Collected data entries
┄┄┄┄┄┄┄┄┄┄

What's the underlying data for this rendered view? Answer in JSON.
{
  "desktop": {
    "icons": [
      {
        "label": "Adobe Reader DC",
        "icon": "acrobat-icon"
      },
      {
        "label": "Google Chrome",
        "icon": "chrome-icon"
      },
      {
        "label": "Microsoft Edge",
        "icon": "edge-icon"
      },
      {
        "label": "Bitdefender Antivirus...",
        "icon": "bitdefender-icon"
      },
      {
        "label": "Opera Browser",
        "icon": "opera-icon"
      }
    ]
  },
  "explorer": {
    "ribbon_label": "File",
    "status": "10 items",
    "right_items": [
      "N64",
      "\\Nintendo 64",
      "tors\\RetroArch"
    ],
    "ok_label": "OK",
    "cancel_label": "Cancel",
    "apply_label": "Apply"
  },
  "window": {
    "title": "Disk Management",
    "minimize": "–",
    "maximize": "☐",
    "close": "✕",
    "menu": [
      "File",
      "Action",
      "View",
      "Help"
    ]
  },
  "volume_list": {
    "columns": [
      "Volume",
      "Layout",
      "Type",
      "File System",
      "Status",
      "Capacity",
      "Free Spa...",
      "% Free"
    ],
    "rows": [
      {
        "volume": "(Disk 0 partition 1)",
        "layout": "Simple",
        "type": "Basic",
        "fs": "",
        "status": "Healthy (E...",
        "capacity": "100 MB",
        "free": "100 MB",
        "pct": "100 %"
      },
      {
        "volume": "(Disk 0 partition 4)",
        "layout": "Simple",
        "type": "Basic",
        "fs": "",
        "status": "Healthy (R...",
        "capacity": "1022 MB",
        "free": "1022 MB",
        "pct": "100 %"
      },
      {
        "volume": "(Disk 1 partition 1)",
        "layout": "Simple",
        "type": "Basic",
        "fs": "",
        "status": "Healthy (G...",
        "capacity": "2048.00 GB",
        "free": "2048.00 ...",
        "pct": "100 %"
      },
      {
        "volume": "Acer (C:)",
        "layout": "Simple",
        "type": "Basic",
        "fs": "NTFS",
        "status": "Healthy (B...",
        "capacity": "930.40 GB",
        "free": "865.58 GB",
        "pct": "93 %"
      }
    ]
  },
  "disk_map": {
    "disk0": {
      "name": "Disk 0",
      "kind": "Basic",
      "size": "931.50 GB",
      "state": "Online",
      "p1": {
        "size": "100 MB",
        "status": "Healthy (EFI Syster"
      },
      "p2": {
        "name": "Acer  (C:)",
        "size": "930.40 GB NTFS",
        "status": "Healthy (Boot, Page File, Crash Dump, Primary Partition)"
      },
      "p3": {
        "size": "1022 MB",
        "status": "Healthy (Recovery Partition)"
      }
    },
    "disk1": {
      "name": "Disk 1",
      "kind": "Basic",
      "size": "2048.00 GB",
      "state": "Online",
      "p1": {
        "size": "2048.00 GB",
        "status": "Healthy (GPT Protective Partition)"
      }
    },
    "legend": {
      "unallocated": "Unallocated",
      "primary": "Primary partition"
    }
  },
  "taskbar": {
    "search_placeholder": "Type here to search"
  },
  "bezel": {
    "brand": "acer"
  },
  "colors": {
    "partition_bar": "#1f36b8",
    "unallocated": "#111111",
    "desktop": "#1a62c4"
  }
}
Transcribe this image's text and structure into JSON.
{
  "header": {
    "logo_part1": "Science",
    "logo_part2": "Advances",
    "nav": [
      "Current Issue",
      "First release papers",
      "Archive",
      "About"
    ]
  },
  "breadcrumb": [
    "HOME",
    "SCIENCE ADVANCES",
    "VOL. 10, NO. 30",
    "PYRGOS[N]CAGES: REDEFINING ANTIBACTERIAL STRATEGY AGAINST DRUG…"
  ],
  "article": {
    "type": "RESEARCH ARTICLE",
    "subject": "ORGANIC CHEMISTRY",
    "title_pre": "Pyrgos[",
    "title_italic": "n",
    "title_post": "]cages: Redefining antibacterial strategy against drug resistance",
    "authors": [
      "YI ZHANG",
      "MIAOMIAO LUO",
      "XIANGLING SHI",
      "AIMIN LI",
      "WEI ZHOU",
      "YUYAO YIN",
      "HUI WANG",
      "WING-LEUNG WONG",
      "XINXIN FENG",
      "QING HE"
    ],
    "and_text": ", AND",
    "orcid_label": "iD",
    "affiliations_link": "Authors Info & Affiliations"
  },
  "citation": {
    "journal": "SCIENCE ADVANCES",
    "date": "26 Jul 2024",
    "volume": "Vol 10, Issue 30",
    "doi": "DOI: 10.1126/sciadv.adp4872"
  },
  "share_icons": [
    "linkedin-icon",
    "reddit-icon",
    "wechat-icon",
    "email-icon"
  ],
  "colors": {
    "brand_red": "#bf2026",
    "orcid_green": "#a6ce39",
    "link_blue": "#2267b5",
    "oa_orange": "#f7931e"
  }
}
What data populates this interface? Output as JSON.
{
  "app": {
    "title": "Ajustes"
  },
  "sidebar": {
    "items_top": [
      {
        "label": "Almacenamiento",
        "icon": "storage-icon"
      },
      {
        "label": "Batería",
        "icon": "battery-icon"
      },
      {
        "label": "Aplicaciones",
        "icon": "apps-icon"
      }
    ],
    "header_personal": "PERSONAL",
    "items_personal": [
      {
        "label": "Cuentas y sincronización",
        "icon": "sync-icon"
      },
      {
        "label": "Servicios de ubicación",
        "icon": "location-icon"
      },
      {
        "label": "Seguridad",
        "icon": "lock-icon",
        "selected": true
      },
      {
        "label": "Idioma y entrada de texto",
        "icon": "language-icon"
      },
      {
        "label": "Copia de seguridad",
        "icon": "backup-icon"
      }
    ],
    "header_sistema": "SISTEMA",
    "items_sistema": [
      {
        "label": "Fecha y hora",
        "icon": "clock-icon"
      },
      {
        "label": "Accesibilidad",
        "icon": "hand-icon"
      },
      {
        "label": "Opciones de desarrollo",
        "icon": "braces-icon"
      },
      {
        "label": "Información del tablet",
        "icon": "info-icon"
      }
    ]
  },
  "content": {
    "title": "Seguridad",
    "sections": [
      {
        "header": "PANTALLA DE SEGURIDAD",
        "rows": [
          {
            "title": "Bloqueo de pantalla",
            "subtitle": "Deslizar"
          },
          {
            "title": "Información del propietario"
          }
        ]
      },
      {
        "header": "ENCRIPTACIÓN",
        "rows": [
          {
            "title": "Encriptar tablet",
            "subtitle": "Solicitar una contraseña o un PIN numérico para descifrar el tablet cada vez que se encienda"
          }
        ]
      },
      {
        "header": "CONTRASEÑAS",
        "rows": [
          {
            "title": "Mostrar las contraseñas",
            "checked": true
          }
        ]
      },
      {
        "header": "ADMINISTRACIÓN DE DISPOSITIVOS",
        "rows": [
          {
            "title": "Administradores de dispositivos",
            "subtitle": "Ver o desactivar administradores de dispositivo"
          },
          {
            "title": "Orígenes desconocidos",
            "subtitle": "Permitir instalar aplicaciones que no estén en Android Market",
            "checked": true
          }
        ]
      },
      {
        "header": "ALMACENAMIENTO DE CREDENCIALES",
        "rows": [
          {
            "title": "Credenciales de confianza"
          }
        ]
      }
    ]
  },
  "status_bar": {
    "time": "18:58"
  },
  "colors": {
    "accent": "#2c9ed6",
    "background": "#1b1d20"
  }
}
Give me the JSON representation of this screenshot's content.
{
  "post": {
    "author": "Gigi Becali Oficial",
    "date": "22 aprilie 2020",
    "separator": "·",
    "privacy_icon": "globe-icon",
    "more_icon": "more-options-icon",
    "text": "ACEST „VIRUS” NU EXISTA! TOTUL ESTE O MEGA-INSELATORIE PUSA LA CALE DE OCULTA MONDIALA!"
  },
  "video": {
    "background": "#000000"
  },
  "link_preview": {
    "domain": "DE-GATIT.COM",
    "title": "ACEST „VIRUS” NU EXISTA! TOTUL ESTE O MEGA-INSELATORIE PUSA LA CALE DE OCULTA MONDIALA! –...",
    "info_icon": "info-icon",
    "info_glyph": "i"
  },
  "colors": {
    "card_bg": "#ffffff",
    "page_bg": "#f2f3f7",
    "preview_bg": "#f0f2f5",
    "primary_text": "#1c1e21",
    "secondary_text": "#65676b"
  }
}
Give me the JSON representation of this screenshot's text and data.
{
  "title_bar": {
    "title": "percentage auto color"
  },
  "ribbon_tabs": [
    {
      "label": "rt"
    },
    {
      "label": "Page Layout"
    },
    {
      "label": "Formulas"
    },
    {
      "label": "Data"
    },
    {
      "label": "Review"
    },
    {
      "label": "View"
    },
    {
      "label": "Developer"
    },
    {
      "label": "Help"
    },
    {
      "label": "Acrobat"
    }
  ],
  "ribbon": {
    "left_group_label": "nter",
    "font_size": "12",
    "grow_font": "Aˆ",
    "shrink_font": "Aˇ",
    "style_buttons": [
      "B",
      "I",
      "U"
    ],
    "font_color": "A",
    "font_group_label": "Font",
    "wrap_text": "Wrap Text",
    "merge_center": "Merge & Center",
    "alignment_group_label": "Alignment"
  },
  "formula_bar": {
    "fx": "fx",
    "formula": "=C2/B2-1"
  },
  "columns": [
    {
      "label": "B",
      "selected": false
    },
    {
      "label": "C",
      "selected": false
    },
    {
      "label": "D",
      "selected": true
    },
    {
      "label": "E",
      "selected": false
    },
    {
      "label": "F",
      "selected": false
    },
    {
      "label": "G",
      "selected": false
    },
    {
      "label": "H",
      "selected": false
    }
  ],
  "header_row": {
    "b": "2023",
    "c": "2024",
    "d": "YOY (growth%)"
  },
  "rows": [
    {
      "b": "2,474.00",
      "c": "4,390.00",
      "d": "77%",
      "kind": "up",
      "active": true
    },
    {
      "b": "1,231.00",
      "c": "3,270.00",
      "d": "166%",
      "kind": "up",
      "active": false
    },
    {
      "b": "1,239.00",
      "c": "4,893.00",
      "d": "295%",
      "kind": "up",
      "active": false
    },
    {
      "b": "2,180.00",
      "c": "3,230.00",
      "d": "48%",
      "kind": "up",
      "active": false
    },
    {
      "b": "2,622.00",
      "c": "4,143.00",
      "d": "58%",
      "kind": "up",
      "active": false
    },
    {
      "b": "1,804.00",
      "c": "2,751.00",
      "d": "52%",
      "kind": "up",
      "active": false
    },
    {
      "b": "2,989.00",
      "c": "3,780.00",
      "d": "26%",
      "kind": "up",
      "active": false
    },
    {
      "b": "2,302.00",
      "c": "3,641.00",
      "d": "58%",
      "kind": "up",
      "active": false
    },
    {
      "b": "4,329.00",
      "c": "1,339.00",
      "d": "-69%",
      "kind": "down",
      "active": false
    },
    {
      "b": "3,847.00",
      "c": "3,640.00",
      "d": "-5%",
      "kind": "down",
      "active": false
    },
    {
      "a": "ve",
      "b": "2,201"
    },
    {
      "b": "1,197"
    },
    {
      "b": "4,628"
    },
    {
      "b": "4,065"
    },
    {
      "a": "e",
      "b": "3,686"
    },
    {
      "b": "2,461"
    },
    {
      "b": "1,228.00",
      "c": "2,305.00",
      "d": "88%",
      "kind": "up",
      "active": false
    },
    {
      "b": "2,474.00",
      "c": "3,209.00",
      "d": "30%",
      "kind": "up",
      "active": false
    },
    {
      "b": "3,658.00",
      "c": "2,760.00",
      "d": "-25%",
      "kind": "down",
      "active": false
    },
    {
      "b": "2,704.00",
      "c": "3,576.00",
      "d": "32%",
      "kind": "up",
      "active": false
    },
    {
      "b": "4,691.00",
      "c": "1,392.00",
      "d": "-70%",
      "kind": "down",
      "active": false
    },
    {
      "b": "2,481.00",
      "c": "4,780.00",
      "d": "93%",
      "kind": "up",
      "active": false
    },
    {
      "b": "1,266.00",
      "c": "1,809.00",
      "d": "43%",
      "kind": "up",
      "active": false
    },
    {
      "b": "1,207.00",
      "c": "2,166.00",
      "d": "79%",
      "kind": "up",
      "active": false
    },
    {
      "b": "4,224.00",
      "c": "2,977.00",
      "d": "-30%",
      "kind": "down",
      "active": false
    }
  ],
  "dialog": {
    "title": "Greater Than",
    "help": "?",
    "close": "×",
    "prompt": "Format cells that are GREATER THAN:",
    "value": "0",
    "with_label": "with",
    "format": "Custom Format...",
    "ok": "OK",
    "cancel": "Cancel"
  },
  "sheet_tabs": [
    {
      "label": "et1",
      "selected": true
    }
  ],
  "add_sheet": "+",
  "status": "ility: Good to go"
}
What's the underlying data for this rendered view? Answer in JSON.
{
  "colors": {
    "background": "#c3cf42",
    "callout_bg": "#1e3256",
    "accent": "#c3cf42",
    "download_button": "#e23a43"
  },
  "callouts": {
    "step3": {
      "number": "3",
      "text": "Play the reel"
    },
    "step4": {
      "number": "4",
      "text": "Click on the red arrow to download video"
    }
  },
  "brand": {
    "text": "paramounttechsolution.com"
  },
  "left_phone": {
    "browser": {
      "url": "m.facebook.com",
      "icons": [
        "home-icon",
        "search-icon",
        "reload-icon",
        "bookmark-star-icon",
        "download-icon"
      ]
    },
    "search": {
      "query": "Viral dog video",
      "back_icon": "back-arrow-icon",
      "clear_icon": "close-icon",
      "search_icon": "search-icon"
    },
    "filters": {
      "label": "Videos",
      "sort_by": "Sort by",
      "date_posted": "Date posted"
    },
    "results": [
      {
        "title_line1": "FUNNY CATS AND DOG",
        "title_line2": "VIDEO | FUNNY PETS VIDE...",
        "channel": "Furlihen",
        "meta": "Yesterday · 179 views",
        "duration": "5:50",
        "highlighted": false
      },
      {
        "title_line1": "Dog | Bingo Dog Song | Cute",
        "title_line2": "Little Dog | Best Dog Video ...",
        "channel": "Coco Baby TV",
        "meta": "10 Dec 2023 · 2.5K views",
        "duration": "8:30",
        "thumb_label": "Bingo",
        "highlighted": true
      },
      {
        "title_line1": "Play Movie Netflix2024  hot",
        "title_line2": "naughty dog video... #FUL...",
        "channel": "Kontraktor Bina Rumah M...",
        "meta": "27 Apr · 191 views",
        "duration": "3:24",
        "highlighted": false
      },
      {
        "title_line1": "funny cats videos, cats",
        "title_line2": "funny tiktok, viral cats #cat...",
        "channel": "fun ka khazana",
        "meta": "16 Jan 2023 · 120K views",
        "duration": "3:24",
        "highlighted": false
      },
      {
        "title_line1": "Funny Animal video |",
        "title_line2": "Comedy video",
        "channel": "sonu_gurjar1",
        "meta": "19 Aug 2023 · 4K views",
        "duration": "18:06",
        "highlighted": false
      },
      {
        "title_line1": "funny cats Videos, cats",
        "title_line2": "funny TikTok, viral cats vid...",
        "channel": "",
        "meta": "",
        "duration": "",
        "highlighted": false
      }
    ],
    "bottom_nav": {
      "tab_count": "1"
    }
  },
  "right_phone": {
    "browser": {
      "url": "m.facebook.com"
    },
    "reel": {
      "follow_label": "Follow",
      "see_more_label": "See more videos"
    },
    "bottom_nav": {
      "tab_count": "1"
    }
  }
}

┄┄┄┄┄┄┄┄┄┄

→ **Brief**: Tell how many lines in the data hold the string "more". Only the number is wanted.

→ **Result below**: 2